__WHAT IS NEEDED__: Every line of the records below should be restated exactly.
··· SOURCE RECORDS ···
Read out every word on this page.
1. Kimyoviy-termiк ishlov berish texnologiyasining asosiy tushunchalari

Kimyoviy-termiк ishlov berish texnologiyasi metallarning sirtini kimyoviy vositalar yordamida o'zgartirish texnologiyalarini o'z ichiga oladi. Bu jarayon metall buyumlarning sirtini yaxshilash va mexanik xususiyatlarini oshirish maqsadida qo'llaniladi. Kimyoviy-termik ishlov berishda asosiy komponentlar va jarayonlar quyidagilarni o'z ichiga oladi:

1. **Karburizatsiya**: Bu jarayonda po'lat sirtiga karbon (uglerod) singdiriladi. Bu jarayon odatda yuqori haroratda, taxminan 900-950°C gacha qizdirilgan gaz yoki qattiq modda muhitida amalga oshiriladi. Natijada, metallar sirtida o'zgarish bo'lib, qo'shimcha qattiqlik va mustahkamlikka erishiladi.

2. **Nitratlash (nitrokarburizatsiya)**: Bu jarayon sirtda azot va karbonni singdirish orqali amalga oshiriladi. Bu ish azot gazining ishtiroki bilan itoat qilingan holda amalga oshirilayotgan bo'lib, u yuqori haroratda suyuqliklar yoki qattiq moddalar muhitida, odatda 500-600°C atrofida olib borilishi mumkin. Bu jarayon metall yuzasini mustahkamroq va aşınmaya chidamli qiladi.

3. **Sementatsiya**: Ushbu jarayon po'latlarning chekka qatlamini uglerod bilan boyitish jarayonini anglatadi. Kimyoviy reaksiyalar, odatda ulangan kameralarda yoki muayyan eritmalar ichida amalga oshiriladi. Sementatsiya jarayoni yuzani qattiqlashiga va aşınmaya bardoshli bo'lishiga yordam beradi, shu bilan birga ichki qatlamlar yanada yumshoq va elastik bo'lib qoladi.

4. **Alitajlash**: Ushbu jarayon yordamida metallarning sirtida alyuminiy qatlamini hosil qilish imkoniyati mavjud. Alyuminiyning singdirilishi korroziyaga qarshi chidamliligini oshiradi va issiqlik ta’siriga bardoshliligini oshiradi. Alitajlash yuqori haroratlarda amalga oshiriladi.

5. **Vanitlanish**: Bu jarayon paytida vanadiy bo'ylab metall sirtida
···
__EXERCISE RESULT__:
Read out every word on this page.
1. Kimyoviy-termiк ishlov berish texnologiyasining asosiy tushunchalari

Kimyoviy-termiк ishlov berish texnologiyasi metallarning sirtini kimyoviy vositalar yordamida o'zgartirish texnologiyalarini o'z ichiga oladi. Bu jarayon metall buyumlarning sirtini yaxshilash va mexanik xususiyatlarini oshirish maqsadida qo'llaniladi. Kimyoviy-termik ishlov berishda asosiy komponentlar va jarayonlar quyidagilarni o'z ichiga oladi:

1. **Karburizatsiya**: Bu jarayonda po'lat sirtiga karbon (uglerod) singdiriladi. Bu jarayon odatda yuqori haroratda, taxminan 900-950°C gacha qizdirilgan gaz yoki qattiq modda muhitida amalga oshiriladi. Natijada, metallar sirtida o'zgarish bo'lib, qo'shimcha qattiqlik va mustahkamlikka erishiladi.

2. **Nitratlash (nitrokarburizatsiya)**: Bu jarayon sirtda azot va karbonni singdirish orqali amalga oshiriladi. Bu ish azot gazining ishtiroki bilan itoat qilingan holda amalga oshirilayotgan bo'lib, u yuqori haroratda suyuqliklar yoki qattiq moddalar muhitida, odatda 500-600°C atrofida olib borilishi mumkin. Bu jarayon metall yuzasini mustahkamroq va aşınmaya chidamli qiladi.

3. **Sementatsiya**: Ushbu jarayon po'latlarning chekka qatlamini uglerod bilan boyitish jarayonini anglatadi. Kimyoviy reaksiyalar, odatda ulangan kameralarda yoki muayyan eritmalar ichida amalga oshiriladi. Sementatsiya jarayoni yuzani qattiqlashiga va aşınmaya bardoshli bo'lishiga yordam beradi, shu bilan birga ichki qatlamlar yanada yumshoq va elastik bo'lib qoladi.

4. **Alitajlash**: Ushbu jarayon yordamida metallarning sirtida alyuminiy qatlamini hosil qilish imkoniyati mavjud. Alyuminiyning singdirilishi korroziyaga qarshi chidamliligini oshiradi va issiqlik ta’siriga bardoshliligini oshiradi. Alitajlash yuqori haroratlarda amalga oshiriladi.

5. **Vanitlanish**: Bu jarayon paytida vanadiy bo'ylab metall sirtida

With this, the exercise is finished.